[Exercise passage]:
....
Latest benchmarks highlight progress in training advanced neural networks and deploying AI models on the edge.
Today, MLCommons®, an open engineering consortium, announced new results from two industry-standard MLPerf™ benchmark suites: Training v3.0 which measures the performance of training machine learning models; and Tiny v1.1 which measures how quickly a trained neural network can process new data for extremely low-power devices in the smallest form factors.
Faster training paves the way for more capable intelligent systems
Training models faster empowers researchers to unlock new capabilities, such as the latest advances in generative AI. The latest MLPerf Training round demonstrates broad industry participation and highlights performance gains of up to 1.54x compared to just six months ago and 33-49x over the first round, reflecting the tremendous rate of innovation in systems for machine learning.
The MLPerf Training benchmark suite comprises full system tests that stress machine learning models, software, and hardware for a broad range of applications. The open-source and peer-reviewed benchmark suite provides a level playing field for competition that drives innovation, performance, and energy-efficiency for the entire industry.
In this round, MLPerf Training added two new benchmarks to the suite. The first is a large language model (LLM) using the GPT-3 reference model that reflects the rapid adoption of generative AI. The second is an updated recommender, modified to be more representative of industry practices, using the DLRM-DCNv2 reference model. These new tests help advance AI by ensuring that industry-standard benchmarks are representative of the latest trends in adoption and can help guide customers, vendors, and researchers alike.
“I’m excited to see the debut of GPT-3 and DLRM-DCNv2, which were built based on extensive feedback from the community and leading customers and demonstrate our commitment to keep the MLPerf benchmarks representative of modern machine learning,” said David Kanter, executive director of MLCommons.
The MLPerf Training v3.0 round includes over 250 performance results, an increase of 62% over the last round, from 16 different submitters: ASUSTek, Azure, Dell, Fujitsu, GIGABYTE, H3C, IEI, Intel & Habana Labs, Krai, Lenovo, NVIDIA, NVIDIA + CoreWeave, Quanta Cloud Technology, Supermicro, and xFusion. In particular, MLCommons would like to congratulate first time MLPerf Training submitters CoreWeave, IEI, and Quanta Cloud Technology.
“It is truly remarkable to witness system engineers continuously pushing the boundaries of performance on workloads that hold utmost value for users via MLPerf,” said Ritika Borkar, co-chair of the MLPerf Training Working Group. “We are particularly thrilled to incorporate an LLM benchmark in this round, as it will inspire system innovation for a workload that has the potential of revolutionizing countless applications.”
....
[Work order]: Copy the stretch of the MLPerf results announcement from "The MLPerf Training v3.0" through "Quanta Cloud Technology.", changing "submitters" to "participants" each time it occurs.
....
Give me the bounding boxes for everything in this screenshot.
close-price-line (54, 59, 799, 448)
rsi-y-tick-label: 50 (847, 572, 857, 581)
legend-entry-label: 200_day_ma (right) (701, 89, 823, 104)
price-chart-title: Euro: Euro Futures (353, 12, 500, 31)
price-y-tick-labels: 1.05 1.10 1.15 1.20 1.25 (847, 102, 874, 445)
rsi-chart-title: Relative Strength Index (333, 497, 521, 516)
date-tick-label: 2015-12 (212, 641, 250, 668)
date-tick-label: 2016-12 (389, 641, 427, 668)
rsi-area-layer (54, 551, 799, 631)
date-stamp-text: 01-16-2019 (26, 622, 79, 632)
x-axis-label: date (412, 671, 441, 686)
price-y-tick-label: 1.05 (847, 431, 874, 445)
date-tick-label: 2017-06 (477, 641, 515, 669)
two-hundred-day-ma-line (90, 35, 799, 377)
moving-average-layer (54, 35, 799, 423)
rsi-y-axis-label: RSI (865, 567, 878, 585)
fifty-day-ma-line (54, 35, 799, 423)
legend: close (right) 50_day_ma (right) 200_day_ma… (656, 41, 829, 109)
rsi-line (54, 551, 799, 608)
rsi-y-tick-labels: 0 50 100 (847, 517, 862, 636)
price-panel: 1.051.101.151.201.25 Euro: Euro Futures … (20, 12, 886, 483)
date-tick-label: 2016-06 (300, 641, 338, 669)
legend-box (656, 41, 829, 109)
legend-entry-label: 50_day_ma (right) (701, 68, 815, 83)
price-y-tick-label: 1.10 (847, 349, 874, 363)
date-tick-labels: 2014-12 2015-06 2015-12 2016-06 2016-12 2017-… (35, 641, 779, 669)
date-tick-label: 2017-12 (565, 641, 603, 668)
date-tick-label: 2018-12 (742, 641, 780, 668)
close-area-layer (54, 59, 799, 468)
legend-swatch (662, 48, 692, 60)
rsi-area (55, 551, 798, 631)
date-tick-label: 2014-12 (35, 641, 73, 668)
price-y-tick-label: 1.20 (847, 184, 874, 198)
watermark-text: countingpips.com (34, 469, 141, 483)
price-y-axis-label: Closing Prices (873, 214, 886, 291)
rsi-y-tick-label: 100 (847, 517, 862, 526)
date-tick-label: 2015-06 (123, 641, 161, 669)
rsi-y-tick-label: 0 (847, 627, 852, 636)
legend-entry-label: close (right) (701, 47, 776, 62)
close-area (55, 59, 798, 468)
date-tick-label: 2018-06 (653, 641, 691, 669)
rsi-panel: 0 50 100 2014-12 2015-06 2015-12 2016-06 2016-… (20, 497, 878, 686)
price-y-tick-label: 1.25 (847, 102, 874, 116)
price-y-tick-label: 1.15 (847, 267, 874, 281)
....
[Answer area]:
The MLPerf Training v3.0 round includes over 250 performance results, an increase of 62% over the last round, from 16 different participants: ASUSTek, Azure, Dell, Fujitsu, GIGABYTE, H3C, IEI, Intel & Habana Labs, Krai, Lenovo, NVIDIA, NVIDIA + CoreWeave, Quanta Cloud Technology, Supermicro, and xFusion. In particular, MLCommons would like to congratulate first time MLPerf Training participants CoreWeave, IEI, and Quanta Cloud Technology.